Data supplied:
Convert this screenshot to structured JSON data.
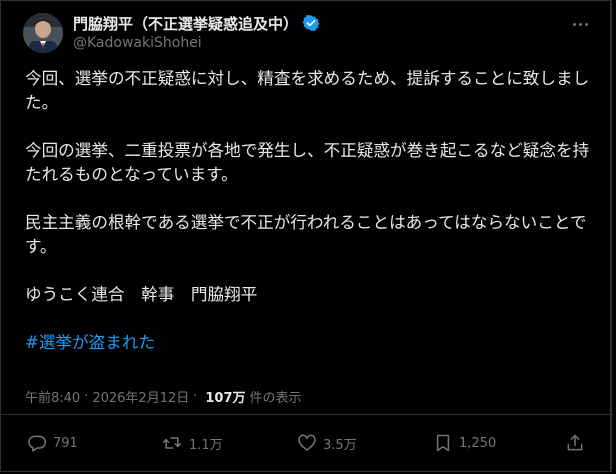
{
  "author": {
    "display_name": "門脇翔平（不正選挙疑惑追及中）",
    "handle": "@KadowakiShohei",
    "verified": true
  },
  "post": {
    "paragraphs": [
      "今回、選挙の不正疑惑に対し、精査を求めるため、提訴することに致しました。",
      "今回の選挙、二重投票が各地で発生し、不正疑惑が巻き起こるなど疑念を持たれるものとなっています。",
      "民主主義の根幹である選挙で不正が行われることはあってはならないことです。",
      "ゆうこく連合　幹事　門脇翔平"
    ],
    "hashtag": "#選挙が盗まれた"
  },
  "meta": {
    "time": "午前8:40",
    "separator": "·",
    "date": "2026年2月12日",
    "views_count": "107万",
    "views_label": "件の表示"
  },
  "actions": {
    "replies": "791",
    "reposts": "1.1万",
    "likes": "3.5万",
    "bookmarks": "1,250"
  },
  "colors": {
    "background": "#000000",
    "text": "#e7e9ea",
    "muted": "#71767b",
    "accent": "#1d9bf0",
    "border": "#2f3336"
  },
  "icons": {
    "verified": "verified-badge-icon",
    "more": "more-icon",
    "reply": "reply-icon",
    "repost": "repost-icon",
    "like": "like-icon",
    "bookmark": "bookmark-icon",
    "share": "share-icon"
  }
}
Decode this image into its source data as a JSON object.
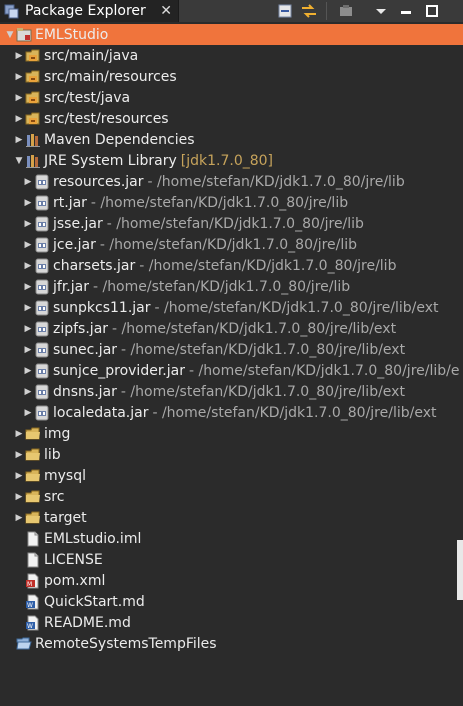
{
  "tab": {
    "title": "Package Explorer",
    "close": "✕"
  },
  "toolbar": [
    {
      "name": "collapse-all-icon"
    },
    {
      "name": "link-with-editor-icon"
    },
    {
      "name": "focus-icon"
    },
    {
      "name": "view-menu-icon"
    },
    {
      "name": "minimize-icon"
    },
    {
      "name": "maximize-icon"
    }
  ],
  "colors": {
    "selection": "#f0743c",
    "background": "#2b2b2b",
    "path": "#a9a9a9",
    "version": "#c6a35b"
  },
  "tree": [
    {
      "label": "EMLStudio",
      "icon": "project-icon",
      "indent": 0,
      "arrow": "expanded",
      "selected": true
    },
    {
      "label": "src/main/java",
      "icon": "source-folder-icon",
      "indent": 1,
      "arrow": "collapsed"
    },
    {
      "label": "src/main/resources",
      "icon": "source-folder-icon",
      "indent": 1,
      "arrow": "collapsed"
    },
    {
      "label": "src/test/java",
      "icon": "source-folder-icon",
      "indent": 1,
      "arrow": "collapsed"
    },
    {
      "label": "src/test/resources",
      "icon": "source-folder-icon",
      "indent": 1,
      "arrow": "collapsed"
    },
    {
      "label": "Maven Dependencies",
      "icon": "library-icon",
      "indent": 1,
      "arrow": "collapsed"
    },
    {
      "label": "JRE System Library",
      "version": "[jdk1.7.0_80]",
      "icon": "library-icon",
      "indent": 1,
      "arrow": "expanded"
    },
    {
      "label": "resources.jar",
      "path": "- /home/stefan/KD/jdk1.7.0_80/jre/lib",
      "icon": "jar-icon",
      "indent": 2,
      "arrow": "collapsed"
    },
    {
      "label": "rt.jar",
      "path": "- /home/stefan/KD/jdk1.7.0_80/jre/lib",
      "icon": "jar-icon",
      "indent": 2,
      "arrow": "collapsed"
    },
    {
      "label": "jsse.jar",
      "path": "- /home/stefan/KD/jdk1.7.0_80/jre/lib",
      "icon": "jar-icon",
      "indent": 2,
      "arrow": "collapsed"
    },
    {
      "label": "jce.jar",
      "path": "- /home/stefan/KD/jdk1.7.0_80/jre/lib",
      "icon": "jar-icon",
      "indent": 2,
      "arrow": "collapsed"
    },
    {
      "label": "charsets.jar",
      "path": "- /home/stefan/KD/jdk1.7.0_80/jre/lib",
      "icon": "jar-icon",
      "indent": 2,
      "arrow": "collapsed"
    },
    {
      "label": "jfr.jar",
      "path": "- /home/stefan/KD/jdk1.7.0_80/jre/lib",
      "icon": "jar-icon",
      "indent": 2,
      "arrow": "collapsed"
    },
    {
      "label": "sunpkcs11.jar",
      "path": "- /home/stefan/KD/jdk1.7.0_80/jre/lib/ext",
      "icon": "jar-icon",
      "indent": 2,
      "arrow": "collapsed"
    },
    {
      "label": "zipfs.jar",
      "path": "- /home/stefan/KD/jdk1.7.0_80/jre/lib/ext",
      "icon": "jar-icon",
      "indent": 2,
      "arrow": "collapsed"
    },
    {
      "label": "sunec.jar",
      "path": "- /home/stefan/KD/jdk1.7.0_80/jre/lib/ext",
      "icon": "jar-icon",
      "indent": 2,
      "arrow": "collapsed"
    },
    {
      "label": "sunjce_provider.jar",
      "path": "- /home/stefan/KD/jdk1.7.0_80/jre/lib/e",
      "icon": "jar-icon",
      "indent": 2,
      "arrow": "collapsed"
    },
    {
      "label": "dnsns.jar",
      "path": "- /home/stefan/KD/jdk1.7.0_80/jre/lib/ext",
      "icon": "jar-icon",
      "indent": 2,
      "arrow": "collapsed"
    },
    {
      "label": "localedata.jar",
      "path": "- /home/stefan/KD/jdk1.7.0_80/jre/lib/ext",
      "icon": "jar-icon",
      "indent": 2,
      "arrow": "collapsed"
    },
    {
      "label": "img",
      "icon": "folder-icon",
      "indent": 1,
      "arrow": "collapsed"
    },
    {
      "label": "lib",
      "icon": "folder-icon",
      "indent": 1,
      "arrow": "collapsed"
    },
    {
      "label": "mysql",
      "icon": "folder-icon",
      "indent": 1,
      "arrow": "collapsed"
    },
    {
      "label": "src",
      "icon": "folder-icon",
      "indent": 1,
      "arrow": "collapsed"
    },
    {
      "label": "target",
      "icon": "folder-icon",
      "indent": 1,
      "arrow": "collapsed"
    },
    {
      "label": "EMLstudio.iml",
      "icon": "file-icon",
      "indent": 1,
      "arrow": "none"
    },
    {
      "label": "LICENSE",
      "icon": "file-icon",
      "indent": 1,
      "arrow": "none"
    },
    {
      "label": "pom.xml",
      "icon": "xml-file-icon",
      "indent": 1,
      "arrow": "none"
    },
    {
      "label": "QuickStart.md",
      "icon": "doc-file-icon",
      "indent": 1,
      "arrow": "none"
    },
    {
      "label": "README.md",
      "icon": "doc-file-icon",
      "indent": 1,
      "arrow": "none"
    },
    {
      "label": "RemoteSystemsTempFiles",
      "icon": "open-folder-icon",
      "indent": 0,
      "arrow": "none"
    }
  ]
}
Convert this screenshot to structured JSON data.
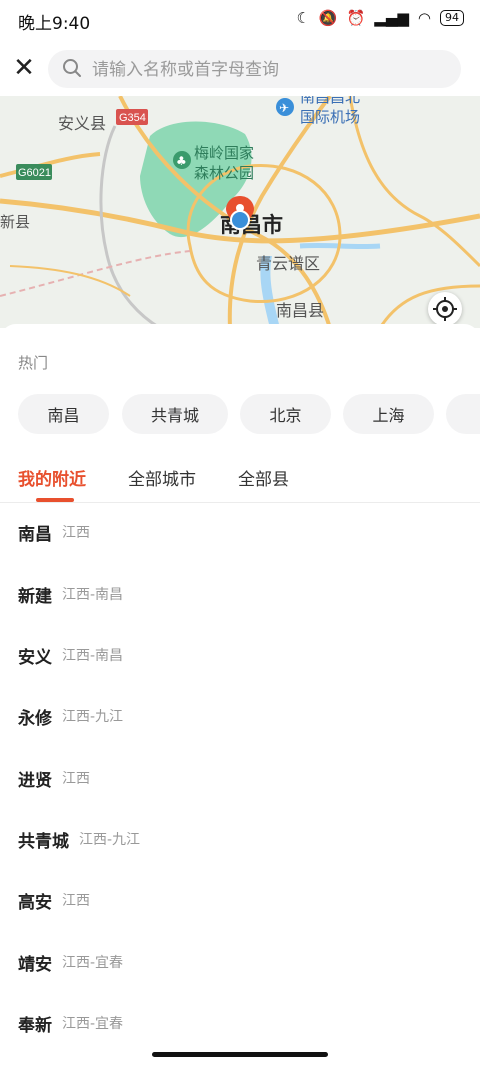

Task description: Retype the whole listing, keeping every line identical and omitting all pictures.

Final result:
Convert this screenshot to structured JSON data.
{
  "author": {
    "display_name": "門脇翔平（不正選挙疑惑追及中）",
    "handle": "@KadowakiShohei",
    "verified": true
  },
  "post": {
    "paragraphs": [
      "今回、選挙の不正疑惑に対し、精査を求めるため、提訴することに致しました。",
      "今回の選挙、二重投票が各地で発生し、不正疑惑が巻き起こるなど疑念を持たれるものとなっています。",
      "民主主義の根幹である選挙で不正が行われることはあってはならないことです。",
      "ゆうこく連合　幹事　門脇翔平"
    ],
    "hashtag": "#選挙が盗まれた"
  },
  "meta": {
    "time": "午前8:40",
    "separator": "·",
    "date": "2026年2月12日",
    "views_count": "107万",
    "views_label": "件の表示"
  },
  "actions": {
    "replies": "791",
    "reposts": "1.1万",
    "likes": "3.5万",
    "bookmarks": "1,250"
  },
  "colors": {
    "background": "#000000",
    "text": "#e7e9ea",
    "muted": "#71767b",
    "accent": "#1d9bf0",
    "border": "#2f3336"
  },
  "icons": {
    "verified": "verified-badge-icon",
    "more": "more-icon",
    "reply": "reply-icon",
    "repost": "repost-icon",
    "like": "like-icon",
    "bookmark": "bookmark-icon",
    "share": "share-icon"
  }
}
Decode this image into its source data as a JSON object.
{
  "tab": {
    "title": "Package Explorer",
    "close": "✕"
  },
  "toolbar": [
    {
      "name": "collapse-all-icon"
    },
    {
      "name": "link-with-editor-icon"
    },
    {
      "name": "focus-icon"
    },
    {
      "name": "view-menu-icon"
    },
    {
      "name": "minimize-icon"
    },
    {
      "name": "maximize-icon"
    }
  ],
  "colors": {
    "selection": "#f0743c",
    "background": "#2b2b2b",
    "path": "#a9a9a9",
    "version": "#c6a35b"
  },
  "tree": [
    {
      "label": "EMLStudio",
      "icon": "project-icon",
      "indent": 0,
      "arrow": "expanded",
      "selected": true
    },
    {
      "label": "src/main/java",
      "icon": "source-folder-icon",
      "indent": 1,
      "arrow": "collapsed"
    },
    {
      "label": "src/main/resources",
      "icon": "source-folder-icon",
      "indent": 1,
      "arrow": "collapsed"
    },
    {
      "label": "src/test/java",
      "icon": "source-folder-icon",
      "indent": 1,
      "arrow": "collapsed"
    },
    {
      "label": "src/test/resources",
      "icon": "source-folder-icon",
      "indent": 1,
      "arrow": "collapsed"
    },
    {
      "label": "Maven Dependencies",
      "icon": "library-icon",
      "indent": 1,
      "arrow": "collapsed"
    },
    {
      "label": "JRE System Library",
      "version": "[jdk1.7.0_80]",
      "icon": "library-icon",
      "indent": 1,
      "arrow": "expanded"
    },
    {
      "label": "resources.jar",
      "path": "- /home/stefan/KD/jdk1.7.0_80/jre/lib",
      "icon": "jar-icon",
      "indent": 2,
      "arrow": "collapsed"
    },
    {
      "label": "rt.jar",
      "path": "- /home/stefan/KD/jdk1.7.0_80/jre/lib",
      "icon": "jar-icon",
      "indent": 2,
      "arrow": "collapsed"
    },
    {
      "label": "jsse.jar",
      "path": "- /home/stefan/KD/jdk1.7.0_80/jre/lib",
      "icon": "jar-icon",
      "indent": 2,
      "arrow": "collapsed"
    },
    {
      "label": "jce.jar",
      "path": "- /home/stefan/KD/jdk1.7.0_80/jre/lib",
      "icon": "jar-icon",
      "indent": 2,
      "arrow": "collapsed"
    },
    {
      "label": "charsets.jar",
      "path": "- /home/stefan/KD/jdk1.7.0_80/jre/lib",
      "icon": "jar-icon",
      "indent": 2,
      "arrow": "collapsed"
    },
    {
      "label": "jfr.jar",
      "path": "- /home/stefan/KD/jdk1.7.0_80/jre/lib",
      "icon": "jar-icon",
      "indent": 2,
      "arrow": "collapsed"
    },
    {
      "label": "sunpkcs11.jar",
      "path": "- /home/stefan/KD/jdk1.7.0_80/jre/lib/ext",
      "icon": "jar-icon",
      "indent": 2,
      "arrow": "collapsed"
    },
    {
      "label": "zipfs.jar",
      "path": "- /home/stefan/KD/jdk1.7.0_80/jre/lib/ext",
      "icon": "jar-icon",
      "indent": 2,
      "arrow": "collapsed"
    },
    {
      "label": "sunec.jar",
      "path": "- /home/stefan/KD/jdk1.7.0_80/jre/lib/ext",
      "icon": "jar-icon",
      "indent": 2,
      "arrow": "collapsed"
    },
    {
      "label": "sunjce_provider.jar",
      "path": "- /home/stefan/KD/jdk1.7.0_80/jre/lib/e",
      "icon": "jar-icon",
      "indent": 2,
      "arrow": "collapsed"
    },
    {
      "label": "dnsns.jar",
      "path": "- /home/stefan/KD/jdk1.7.0_80/jre/lib/ext",
      "icon": "jar-icon",
      "indent": 2,
      "arrow": "collapsed"
    },
    {
      "label": "localedata.jar",
      "path": "- /home/stefan/KD/jdk1.7.0_80/jre/lib/ext",
      "icon": "jar-icon",
      "indent": 2,
      "arrow": "collapsed"
    },
    {
      "label": "img",
      "icon": "folder-icon",
      "indent": 1,
      "arrow": "collapsed"
    },
    {
      "label": "lib",
      "icon": "folder-icon",
      "indent": 1,
      "arrow": "collapsed"
    },
    {
      "label": "mysql",
      "icon": "folder-icon",
      "indent": 1,
      "arrow": "collapsed"
    },
    {
      "label": "src",
      "icon": "folder-icon",
      "indent": 1,
      "arrow": "collapsed"
    },
    {
      "label": "target",
      "icon": "folder-icon",
      "indent": 1,
      "arrow": "collapsed"
    },
    {
      "label": "EMLstudio.iml",
      "icon": "file-icon",
      "indent": 1,
      "arrow": "none"
    },
    {
      "label": "LICENSE",
      "icon": "file-icon",
      "indent": 1,
      "arrow": "none"
    },
    {
      "label": "pom.xml",
      "icon": "xml-file-icon",
      "indent": 1,
      "arrow": "none"
    },
    {
      "label": "QuickStart.md",
      "icon": "doc-file-icon",
      "indent": 1,
      "arrow": "none"
    },
    {
      "label": "README.md",
      "icon": "doc-file-icon",
      "indent": 1,
      "arrow": "none"
    },
    {
      "label": "RemoteSystemsTempFiles",
      "icon": "open-folder-icon",
      "indent": 0,
      "arrow": "none"
    }
  ]
}
Convert this screenshot to structured JSON data.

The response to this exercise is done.